(Data entries)
┄┄┄┄┄┄
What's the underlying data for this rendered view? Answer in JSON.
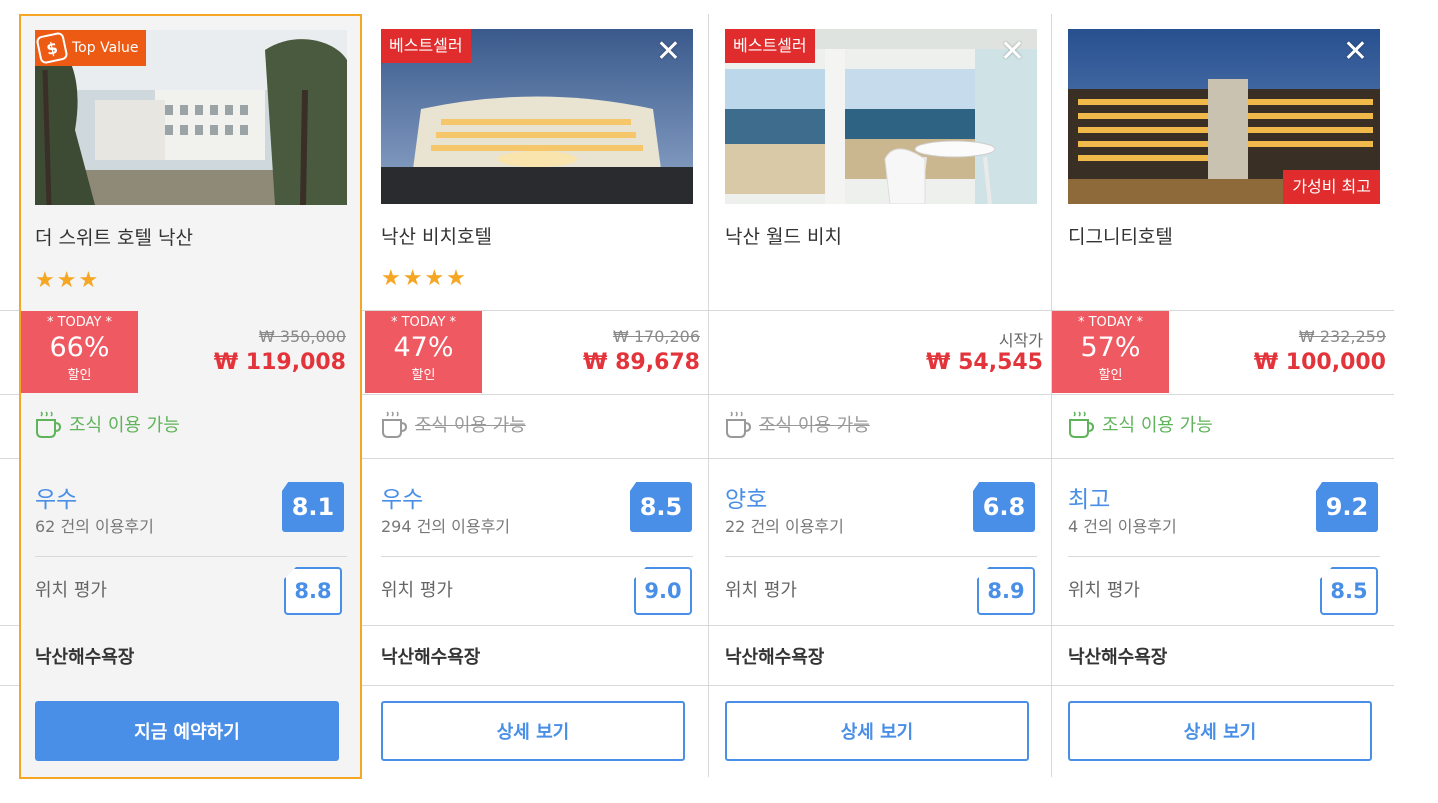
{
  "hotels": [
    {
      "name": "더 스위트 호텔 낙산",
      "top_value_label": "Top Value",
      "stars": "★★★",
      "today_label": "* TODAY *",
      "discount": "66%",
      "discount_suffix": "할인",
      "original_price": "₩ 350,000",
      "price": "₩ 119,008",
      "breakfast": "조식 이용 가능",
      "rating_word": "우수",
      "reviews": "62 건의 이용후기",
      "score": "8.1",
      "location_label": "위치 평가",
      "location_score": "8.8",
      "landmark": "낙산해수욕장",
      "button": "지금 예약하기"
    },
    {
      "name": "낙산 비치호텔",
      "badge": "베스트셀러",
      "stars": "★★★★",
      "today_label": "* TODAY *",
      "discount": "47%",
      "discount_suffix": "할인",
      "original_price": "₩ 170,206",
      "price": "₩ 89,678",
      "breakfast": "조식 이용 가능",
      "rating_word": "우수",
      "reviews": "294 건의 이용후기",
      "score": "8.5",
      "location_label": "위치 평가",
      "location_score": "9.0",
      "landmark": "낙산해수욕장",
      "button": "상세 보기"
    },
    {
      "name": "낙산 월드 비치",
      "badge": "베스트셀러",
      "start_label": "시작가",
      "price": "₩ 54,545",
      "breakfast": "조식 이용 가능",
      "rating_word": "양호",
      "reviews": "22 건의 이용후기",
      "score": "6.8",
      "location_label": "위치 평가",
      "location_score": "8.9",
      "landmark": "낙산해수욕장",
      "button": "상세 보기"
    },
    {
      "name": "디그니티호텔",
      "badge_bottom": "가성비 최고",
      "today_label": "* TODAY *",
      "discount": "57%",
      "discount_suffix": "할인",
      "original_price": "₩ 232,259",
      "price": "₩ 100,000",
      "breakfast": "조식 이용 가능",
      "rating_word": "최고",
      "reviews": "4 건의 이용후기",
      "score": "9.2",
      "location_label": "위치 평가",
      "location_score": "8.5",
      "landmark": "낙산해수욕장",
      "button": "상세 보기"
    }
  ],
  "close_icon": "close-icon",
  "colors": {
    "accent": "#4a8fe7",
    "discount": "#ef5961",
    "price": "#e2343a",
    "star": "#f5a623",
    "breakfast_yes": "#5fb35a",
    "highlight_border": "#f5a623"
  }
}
┄┄┄┄┄┄
• _Required task_
Every line should be retyped exactly, with the pictures omitted.

• _Output of the exercise_
What's the underlying data for this rendered view? Answer in JSON.
{
  "hotels": [
    {
      "name": "더 스위트 호텔 낙산",
      "top_value_label": "Top Value",
      "stars": "★★★",
      "today_label": "* TODAY *",
      "discount": "66%",
      "discount_suffix": "할인",
      "original_price": "₩ 350,000",
      "price": "₩ 119,008",
      "breakfast": "조식 이용 가능",
      "rating_word": "우수",
      "reviews": "62 건의 이용후기",
      "score": "8.1",
      "location_label": "위치 평가",
      "location_score": "8.8",
      "landmark": "낙산해수욕장",
      "button": "지금 예약하기"
    },
    {
      "name": "낙산 비치호텔",
      "badge": "베스트셀러",
      "stars": "★★★★",
      "today_label": "* TODAY *",
      "discount": "47%",
      "discount_suffix": "할인",
      "original_price": "₩ 170,206",
      "price": "₩ 89,678",
      "breakfast": "조식 이용 가능",
      "rating_word": "우수",
      "reviews": "294 건의 이용후기",
      "score": "8.5",
      "location_label": "위치 평가",
      "location_score": "9.0",
      "landmark": "낙산해수욕장",
      "button": "상세 보기"
    },
    {
      "name": "낙산 월드 비치",
      "badge": "베스트셀러",
      "start_label": "시작가",
      "price": "₩ 54,545",
      "breakfast": "조식 이용 가능",
      "rating_word": "양호",
      "reviews": "22 건의 이용후기",
      "score": "6.8",
      "location_label": "위치 평가",
      "location_score": "8.9",
      "landmark": "낙산해수욕장",
      "button": "상세 보기"
    },
    {
      "name": "디그니티호텔",
      "badge_bottom": "가성비 최고",
      "today_label": "* TODAY *",
      "discount": "57%",
      "discount_suffix": "할인",
      "original_price": "₩ 232,259",
      "price": "₩ 100,000",
      "breakfast": "조식 이용 가능",
      "rating_word": "최고",
      "reviews": "4 건의 이용후기",
      "score": "9.2",
      "location_label": "위치 평가",
      "location_score": "8.5",
      "landmark": "낙산해수욕장",
      "button": "상세 보기"
    }
  ],
  "close_icon": "close-icon",
  "colors": {
    "accent": "#4a8fe7",
    "discount": "#ef5961",
    "price": "#e2343a",
    "star": "#f5a623",
    "breakfast_yes": "#5fb35a",
    "highlight_border": "#f5a623"
  }
}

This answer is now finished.